> [Written instruction A]
According to the trade theory text, why does mercantilism weaken a country? Answer in one to three sentences.
> [Written instruction B]
List every classical country-based trade theory that the trade theory text names.
> [Written instruction C]
Please write out the passage of the trade theory text between "Differences between Comparative" and "a comparative advantage?", inclusive.

> [Source]
● ● ● ● ●

Minggu, 13 November 2011

International Trade and Investment Theory

I. International Trade
Trade is voluntary exchange of goods, services, assets, or money between one person or organization and another. And the International trade is trade between residents of two countries.
And the Classical country-based trade theories are Mercantilism, Absolute Advantage, Comparative Advantage, Comparative Advantage with Money, and Relative Factor Endowments.
1. Mercantilism
A country’s wealth is measured by its holdings of gold and silver. A country’s goal should be to enlarge holdings of gold and silver by Promoting exports and Discouraging imports. Modern Mercantilism, Neomercantilists or protectionists (American Federation of Labor-Congress of Industrial Organizations, Textile manufacturers, Steel companies, Sugar growers, Peanut farmers ).
Disadvantages of Mercantilism :
• Confuses the acquisition of treasure with the acquisition of wealth
• Weakens the country because it robs individuals of the ability
– To trade freely
– To benefit from voluntary exchanges
• Forces countries to produce products it would otherwise not in order to minimize imports.
Absolute Advantage
•Export those goods and services for which a country is more productive than other countries
•Import those goods and services for which other countries are more productive than it is

Absolute Advantage’s Flaw
•What happens to trade if one country has an absolute advantage in both products?
•No trade would occur

Comparative Advantage
•Produce and export those goods and services for which it is relatively more productive than other
countries
•Import those goods and services for which other countries are relatively more productive than it is

Differences between Comparative and Absolute Advantage
•Absolute versus relative productivity differences
•Comparative advantage incorporates the concept of opportunity cost
–Value of what is given up to get the good

Comparative Advantage with Money
•One is better off specializing in what one does relatively best
•Produce and export those goods and services one is relatively best able to produce
•Buy other goods and services from people who are better at producing them

Relative Factor Endowments
•Heckscher-Ohlin Theory
•What determines the products for which a country will have a comparative advantage?

● ● ● ● ●

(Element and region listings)

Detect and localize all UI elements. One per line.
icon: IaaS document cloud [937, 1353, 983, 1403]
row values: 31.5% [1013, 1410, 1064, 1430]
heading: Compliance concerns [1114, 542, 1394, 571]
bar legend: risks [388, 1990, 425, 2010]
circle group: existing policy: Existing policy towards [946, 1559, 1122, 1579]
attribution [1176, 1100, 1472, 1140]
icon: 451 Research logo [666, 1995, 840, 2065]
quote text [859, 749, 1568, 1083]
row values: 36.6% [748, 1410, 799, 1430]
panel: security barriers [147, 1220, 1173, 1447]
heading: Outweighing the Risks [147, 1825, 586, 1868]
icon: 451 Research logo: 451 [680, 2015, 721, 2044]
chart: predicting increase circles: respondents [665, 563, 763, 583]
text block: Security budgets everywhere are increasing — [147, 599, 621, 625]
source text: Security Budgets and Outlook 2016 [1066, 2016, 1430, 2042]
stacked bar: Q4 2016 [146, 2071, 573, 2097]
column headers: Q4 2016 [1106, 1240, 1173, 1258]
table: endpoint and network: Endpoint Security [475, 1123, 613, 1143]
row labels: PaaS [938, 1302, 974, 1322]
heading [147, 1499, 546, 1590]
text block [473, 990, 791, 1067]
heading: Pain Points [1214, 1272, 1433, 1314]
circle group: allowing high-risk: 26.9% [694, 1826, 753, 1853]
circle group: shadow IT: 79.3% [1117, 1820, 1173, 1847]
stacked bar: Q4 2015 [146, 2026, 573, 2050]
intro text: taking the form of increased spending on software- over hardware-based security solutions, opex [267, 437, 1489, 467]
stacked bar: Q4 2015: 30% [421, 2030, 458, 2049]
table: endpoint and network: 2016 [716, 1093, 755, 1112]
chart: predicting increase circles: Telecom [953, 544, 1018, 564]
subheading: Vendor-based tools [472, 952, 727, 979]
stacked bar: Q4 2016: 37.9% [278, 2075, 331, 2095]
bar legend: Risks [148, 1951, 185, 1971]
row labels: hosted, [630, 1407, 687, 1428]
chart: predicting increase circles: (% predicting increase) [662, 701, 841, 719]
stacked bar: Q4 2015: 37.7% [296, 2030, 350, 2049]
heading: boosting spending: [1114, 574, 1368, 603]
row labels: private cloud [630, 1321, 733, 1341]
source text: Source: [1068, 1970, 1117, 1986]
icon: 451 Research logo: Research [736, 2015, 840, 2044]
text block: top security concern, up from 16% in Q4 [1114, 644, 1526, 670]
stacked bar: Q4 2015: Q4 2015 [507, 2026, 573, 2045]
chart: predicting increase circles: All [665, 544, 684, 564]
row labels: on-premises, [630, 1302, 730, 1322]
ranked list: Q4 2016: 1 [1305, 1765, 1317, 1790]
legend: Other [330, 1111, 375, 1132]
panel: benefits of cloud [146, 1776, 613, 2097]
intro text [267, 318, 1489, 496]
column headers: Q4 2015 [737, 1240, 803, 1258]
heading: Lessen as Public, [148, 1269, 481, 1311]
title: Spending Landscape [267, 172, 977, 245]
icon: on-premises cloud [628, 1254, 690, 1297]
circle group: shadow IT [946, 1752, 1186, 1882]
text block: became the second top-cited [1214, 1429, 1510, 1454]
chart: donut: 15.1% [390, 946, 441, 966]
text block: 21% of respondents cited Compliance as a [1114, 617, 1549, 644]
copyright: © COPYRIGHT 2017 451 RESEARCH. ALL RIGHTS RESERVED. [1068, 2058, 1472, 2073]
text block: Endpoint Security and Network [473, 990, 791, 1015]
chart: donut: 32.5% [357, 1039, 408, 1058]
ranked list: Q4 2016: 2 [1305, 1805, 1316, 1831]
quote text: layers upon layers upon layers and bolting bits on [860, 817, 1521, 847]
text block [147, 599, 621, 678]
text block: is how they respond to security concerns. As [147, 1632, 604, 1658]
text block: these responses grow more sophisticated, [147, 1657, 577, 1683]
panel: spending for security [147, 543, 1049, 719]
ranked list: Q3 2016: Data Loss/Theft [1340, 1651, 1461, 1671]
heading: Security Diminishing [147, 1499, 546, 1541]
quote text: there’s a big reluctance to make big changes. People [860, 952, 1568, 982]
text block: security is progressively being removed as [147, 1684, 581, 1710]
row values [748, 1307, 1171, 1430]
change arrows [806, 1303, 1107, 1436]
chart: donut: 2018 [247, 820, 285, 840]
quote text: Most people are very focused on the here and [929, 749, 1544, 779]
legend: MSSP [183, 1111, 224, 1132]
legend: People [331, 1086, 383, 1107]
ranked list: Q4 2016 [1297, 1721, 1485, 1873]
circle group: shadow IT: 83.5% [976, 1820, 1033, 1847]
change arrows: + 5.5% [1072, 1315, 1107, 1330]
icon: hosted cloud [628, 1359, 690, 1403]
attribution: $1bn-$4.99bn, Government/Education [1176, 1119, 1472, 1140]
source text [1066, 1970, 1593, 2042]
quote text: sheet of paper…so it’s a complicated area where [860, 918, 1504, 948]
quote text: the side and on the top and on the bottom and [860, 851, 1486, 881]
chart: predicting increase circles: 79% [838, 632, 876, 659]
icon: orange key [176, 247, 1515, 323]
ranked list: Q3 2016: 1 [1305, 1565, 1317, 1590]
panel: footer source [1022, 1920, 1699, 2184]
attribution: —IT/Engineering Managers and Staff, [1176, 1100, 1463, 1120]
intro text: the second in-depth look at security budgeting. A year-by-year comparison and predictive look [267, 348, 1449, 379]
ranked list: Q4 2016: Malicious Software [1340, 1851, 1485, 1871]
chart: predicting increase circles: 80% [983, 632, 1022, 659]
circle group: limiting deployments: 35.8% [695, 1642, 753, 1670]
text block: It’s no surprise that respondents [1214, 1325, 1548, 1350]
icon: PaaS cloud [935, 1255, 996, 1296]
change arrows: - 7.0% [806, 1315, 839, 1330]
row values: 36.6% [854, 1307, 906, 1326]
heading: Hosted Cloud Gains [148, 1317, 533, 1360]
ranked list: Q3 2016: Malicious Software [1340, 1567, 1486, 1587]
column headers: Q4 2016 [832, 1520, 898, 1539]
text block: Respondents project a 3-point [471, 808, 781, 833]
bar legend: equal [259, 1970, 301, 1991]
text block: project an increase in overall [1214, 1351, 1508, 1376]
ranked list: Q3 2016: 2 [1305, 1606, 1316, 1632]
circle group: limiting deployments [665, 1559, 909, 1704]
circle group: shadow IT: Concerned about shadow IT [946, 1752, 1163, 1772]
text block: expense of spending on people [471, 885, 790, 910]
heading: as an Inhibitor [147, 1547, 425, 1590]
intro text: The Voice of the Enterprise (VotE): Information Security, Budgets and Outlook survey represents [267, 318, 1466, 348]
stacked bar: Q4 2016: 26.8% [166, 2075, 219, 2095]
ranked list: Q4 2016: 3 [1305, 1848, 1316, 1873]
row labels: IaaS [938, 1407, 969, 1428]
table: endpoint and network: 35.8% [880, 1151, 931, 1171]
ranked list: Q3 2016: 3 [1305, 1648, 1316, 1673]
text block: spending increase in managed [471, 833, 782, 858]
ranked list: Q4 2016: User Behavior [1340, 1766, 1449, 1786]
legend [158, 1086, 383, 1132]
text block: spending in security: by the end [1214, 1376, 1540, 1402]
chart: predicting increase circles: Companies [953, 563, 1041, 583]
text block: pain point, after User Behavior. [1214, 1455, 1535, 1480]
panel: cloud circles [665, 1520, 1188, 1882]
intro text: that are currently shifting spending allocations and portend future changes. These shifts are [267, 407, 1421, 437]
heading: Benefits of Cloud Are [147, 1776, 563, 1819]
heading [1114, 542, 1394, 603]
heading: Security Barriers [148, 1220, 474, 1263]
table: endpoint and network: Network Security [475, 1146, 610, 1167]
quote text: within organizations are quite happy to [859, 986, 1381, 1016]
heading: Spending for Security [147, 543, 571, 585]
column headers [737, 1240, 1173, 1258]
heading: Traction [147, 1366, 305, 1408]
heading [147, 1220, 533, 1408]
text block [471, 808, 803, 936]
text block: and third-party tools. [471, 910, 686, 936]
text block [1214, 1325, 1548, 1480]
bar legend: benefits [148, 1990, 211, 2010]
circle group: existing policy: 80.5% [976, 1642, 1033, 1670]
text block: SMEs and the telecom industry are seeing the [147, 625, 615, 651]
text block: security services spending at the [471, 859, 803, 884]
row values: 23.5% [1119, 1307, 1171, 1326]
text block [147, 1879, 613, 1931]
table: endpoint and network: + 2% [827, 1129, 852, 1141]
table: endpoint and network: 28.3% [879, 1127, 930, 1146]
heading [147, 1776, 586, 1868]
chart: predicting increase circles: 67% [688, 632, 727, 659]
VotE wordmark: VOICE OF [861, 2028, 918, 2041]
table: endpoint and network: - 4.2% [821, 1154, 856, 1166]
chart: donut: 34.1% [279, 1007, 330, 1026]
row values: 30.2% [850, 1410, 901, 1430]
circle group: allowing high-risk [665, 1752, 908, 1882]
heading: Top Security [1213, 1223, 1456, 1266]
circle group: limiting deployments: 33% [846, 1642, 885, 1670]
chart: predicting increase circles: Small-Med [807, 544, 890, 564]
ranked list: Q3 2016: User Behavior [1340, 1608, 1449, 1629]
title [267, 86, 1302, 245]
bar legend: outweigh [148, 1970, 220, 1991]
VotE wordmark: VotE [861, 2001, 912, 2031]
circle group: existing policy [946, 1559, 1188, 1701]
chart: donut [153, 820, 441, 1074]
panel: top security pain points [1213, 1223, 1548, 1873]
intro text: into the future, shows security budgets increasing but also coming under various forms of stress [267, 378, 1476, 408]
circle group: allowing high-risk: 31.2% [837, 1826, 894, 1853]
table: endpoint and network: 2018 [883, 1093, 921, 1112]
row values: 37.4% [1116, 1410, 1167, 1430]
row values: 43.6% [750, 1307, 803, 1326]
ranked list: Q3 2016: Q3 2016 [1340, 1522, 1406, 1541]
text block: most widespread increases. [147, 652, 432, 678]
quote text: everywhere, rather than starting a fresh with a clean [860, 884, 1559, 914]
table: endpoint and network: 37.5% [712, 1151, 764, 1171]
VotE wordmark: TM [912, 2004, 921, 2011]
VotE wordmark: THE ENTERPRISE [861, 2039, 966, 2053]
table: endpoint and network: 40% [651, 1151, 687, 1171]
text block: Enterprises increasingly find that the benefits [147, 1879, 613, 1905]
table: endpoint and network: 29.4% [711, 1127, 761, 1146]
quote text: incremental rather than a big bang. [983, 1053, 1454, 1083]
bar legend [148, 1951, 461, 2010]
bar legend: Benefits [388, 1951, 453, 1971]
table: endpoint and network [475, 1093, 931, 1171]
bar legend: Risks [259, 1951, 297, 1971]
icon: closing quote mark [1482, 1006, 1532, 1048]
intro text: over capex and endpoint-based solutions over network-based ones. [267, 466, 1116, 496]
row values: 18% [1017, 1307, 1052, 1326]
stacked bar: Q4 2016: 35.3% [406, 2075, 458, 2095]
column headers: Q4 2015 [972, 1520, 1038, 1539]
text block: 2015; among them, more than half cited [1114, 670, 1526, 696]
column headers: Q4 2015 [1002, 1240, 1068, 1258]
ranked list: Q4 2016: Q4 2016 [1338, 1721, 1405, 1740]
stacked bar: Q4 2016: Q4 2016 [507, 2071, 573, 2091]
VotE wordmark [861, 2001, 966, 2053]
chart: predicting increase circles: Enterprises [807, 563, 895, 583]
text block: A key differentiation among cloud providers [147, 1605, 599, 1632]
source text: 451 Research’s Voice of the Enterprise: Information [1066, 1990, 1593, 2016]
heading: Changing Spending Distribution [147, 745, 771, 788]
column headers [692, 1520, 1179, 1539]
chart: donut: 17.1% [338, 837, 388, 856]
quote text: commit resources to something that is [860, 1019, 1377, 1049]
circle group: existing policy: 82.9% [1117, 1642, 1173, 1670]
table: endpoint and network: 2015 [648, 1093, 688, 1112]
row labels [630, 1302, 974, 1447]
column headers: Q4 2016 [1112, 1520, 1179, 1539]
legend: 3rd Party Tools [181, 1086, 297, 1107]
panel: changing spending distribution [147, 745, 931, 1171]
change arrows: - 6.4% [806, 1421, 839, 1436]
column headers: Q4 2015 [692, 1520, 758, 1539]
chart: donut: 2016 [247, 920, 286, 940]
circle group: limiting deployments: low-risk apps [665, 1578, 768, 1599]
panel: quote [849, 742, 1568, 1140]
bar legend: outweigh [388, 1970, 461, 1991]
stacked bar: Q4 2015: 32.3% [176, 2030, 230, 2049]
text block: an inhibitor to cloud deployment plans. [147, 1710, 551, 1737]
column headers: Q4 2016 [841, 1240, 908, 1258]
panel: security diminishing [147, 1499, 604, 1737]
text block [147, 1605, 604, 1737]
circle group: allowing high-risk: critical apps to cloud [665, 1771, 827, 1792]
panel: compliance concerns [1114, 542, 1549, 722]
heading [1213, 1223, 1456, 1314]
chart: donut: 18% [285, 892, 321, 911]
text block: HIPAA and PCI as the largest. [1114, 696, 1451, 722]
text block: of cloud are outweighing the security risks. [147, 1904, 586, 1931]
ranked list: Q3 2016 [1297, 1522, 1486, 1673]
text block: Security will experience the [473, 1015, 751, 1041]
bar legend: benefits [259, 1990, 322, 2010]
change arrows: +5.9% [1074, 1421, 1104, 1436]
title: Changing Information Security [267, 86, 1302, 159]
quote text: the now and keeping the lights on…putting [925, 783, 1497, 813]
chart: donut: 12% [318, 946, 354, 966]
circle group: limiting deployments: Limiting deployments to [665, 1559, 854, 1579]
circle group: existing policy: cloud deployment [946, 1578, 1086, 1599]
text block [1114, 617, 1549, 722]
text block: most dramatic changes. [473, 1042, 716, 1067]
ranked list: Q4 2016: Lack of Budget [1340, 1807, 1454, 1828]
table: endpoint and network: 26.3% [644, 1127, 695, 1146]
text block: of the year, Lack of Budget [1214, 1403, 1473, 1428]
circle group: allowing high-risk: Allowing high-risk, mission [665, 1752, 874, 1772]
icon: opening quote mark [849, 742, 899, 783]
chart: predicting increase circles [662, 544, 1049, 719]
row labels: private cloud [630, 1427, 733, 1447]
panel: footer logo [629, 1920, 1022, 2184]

● ● ● ● ●

> [Correct result A]
Mercantilism weakens a country because it robs individuals of the ability to trade freely and to benefit from voluntary exchanges.

> [Correct result B]
- Mercantilism
- Absolute Advantage
- Comparative Advantage
- Comparative Advantage with Money
- Relative Factor Endowments

> [Correct result C]
Differences between Comparative and Absolute Advantage
•Absolute versus relative productivity differences
•Comparative advantage incorporates the concept of opportunity cost
–Value of what is given up to get the good

Comparative Advantage with Money
•One is better off specializing in what one does relatively best
•Produce and export those goods and services one is relatively best able to produce
•Buy other goods and services from people who are better at producing them

Relative Factor Endowments
•Heckscher-Ohlin Theory
•What determines the products for which a country will have a comparative advantage?